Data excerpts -
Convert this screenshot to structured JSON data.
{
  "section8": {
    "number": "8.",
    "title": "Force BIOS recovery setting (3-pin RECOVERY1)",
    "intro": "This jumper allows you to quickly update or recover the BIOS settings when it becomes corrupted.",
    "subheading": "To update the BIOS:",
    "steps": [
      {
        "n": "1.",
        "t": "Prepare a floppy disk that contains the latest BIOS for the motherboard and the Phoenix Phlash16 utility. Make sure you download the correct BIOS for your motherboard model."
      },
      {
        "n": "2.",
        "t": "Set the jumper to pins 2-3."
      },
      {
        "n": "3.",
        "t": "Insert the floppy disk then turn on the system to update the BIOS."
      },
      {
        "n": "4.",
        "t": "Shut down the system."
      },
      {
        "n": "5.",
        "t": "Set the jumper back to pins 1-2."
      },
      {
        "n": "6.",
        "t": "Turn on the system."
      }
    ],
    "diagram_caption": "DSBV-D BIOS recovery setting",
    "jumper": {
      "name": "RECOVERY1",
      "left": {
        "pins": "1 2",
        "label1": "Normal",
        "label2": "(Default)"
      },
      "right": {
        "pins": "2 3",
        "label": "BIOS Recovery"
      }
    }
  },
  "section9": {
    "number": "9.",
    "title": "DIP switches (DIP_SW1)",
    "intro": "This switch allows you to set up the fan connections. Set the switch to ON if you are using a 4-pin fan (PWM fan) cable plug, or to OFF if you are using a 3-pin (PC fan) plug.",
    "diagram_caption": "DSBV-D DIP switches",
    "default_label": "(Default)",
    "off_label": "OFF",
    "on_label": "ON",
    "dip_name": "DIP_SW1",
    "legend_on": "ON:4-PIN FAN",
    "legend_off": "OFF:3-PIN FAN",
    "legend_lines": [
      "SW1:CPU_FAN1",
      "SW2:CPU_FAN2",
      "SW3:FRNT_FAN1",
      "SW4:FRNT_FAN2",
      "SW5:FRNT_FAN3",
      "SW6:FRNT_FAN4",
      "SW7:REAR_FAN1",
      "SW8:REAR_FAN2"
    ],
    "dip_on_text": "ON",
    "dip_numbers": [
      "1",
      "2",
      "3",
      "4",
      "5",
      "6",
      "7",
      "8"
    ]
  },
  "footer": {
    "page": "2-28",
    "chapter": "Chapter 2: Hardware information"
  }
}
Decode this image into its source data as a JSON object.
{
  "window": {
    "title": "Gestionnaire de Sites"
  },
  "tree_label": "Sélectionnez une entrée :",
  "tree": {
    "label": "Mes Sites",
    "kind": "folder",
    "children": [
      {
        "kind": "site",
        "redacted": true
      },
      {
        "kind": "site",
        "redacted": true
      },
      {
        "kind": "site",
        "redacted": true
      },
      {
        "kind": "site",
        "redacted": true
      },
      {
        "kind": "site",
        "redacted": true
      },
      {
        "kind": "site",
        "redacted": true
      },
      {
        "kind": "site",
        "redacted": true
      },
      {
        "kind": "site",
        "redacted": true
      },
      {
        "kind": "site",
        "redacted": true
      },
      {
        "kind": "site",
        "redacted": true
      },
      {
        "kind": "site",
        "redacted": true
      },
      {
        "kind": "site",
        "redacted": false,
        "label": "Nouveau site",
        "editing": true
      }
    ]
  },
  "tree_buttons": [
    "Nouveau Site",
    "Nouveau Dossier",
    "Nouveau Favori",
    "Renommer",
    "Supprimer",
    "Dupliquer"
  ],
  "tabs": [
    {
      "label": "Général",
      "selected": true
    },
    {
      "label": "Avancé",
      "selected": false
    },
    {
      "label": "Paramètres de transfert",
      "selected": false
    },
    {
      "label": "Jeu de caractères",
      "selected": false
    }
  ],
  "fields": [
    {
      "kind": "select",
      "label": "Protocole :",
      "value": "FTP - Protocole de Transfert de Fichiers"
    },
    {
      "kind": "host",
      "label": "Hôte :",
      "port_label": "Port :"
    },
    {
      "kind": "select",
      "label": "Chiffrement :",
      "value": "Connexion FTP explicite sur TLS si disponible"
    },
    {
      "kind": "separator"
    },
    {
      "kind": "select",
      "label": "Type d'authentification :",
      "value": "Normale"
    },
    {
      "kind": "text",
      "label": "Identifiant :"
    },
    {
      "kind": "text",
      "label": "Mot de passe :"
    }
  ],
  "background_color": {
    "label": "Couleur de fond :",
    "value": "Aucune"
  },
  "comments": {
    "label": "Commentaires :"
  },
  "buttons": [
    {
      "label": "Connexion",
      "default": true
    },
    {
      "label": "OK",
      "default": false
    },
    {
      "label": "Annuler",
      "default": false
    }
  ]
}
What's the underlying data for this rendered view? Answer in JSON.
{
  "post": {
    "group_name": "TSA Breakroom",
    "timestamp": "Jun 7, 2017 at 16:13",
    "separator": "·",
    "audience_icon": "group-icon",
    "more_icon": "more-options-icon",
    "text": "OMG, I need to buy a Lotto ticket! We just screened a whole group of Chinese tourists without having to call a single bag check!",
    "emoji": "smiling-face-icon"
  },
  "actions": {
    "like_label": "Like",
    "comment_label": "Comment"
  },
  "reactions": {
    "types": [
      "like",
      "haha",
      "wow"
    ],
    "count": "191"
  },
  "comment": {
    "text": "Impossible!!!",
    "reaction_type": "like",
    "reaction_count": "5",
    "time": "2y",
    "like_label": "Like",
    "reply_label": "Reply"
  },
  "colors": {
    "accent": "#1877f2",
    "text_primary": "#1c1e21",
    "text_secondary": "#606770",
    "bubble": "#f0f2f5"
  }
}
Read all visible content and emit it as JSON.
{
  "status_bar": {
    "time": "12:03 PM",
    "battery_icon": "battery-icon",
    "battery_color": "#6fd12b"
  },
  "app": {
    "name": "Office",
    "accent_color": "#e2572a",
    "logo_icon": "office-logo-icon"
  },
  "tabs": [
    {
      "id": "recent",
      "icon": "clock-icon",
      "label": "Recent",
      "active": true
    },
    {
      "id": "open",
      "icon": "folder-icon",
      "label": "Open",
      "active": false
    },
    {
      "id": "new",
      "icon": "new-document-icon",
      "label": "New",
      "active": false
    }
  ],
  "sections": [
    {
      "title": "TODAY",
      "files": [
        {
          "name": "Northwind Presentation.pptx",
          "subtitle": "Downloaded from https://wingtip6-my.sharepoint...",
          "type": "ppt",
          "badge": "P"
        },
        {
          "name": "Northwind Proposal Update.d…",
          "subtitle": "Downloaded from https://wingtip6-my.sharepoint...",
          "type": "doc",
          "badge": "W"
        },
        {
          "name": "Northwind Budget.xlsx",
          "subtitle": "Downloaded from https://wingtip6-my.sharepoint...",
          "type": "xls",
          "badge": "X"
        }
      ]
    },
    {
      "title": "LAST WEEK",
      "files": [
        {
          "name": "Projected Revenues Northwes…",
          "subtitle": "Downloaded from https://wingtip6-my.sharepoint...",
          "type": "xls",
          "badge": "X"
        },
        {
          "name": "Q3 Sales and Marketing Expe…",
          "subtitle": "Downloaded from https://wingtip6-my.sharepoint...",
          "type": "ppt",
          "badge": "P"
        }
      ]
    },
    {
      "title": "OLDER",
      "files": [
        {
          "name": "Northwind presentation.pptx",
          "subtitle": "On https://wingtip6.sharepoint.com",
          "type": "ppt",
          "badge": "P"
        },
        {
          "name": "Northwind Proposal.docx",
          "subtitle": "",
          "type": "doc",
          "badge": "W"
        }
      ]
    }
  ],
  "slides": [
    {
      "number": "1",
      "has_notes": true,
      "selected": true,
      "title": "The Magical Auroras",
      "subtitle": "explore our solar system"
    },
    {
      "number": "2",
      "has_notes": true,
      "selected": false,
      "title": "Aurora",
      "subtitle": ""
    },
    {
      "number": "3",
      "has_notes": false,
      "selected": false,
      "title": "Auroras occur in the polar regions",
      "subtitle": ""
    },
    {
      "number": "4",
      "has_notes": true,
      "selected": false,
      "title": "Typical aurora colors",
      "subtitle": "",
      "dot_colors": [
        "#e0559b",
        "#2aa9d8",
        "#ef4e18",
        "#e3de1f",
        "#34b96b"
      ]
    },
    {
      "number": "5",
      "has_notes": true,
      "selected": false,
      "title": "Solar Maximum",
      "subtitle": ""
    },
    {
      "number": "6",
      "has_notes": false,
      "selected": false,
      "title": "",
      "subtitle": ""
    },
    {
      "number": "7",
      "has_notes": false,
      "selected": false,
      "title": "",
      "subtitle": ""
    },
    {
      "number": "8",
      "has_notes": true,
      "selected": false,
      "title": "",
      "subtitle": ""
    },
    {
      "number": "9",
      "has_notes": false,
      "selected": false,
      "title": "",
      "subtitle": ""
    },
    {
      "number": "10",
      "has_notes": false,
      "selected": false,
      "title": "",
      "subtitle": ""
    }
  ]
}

Written problem - Work out how many lines of the listing above include the word "Connexion". Report only the number.

Answer for this exercise - 2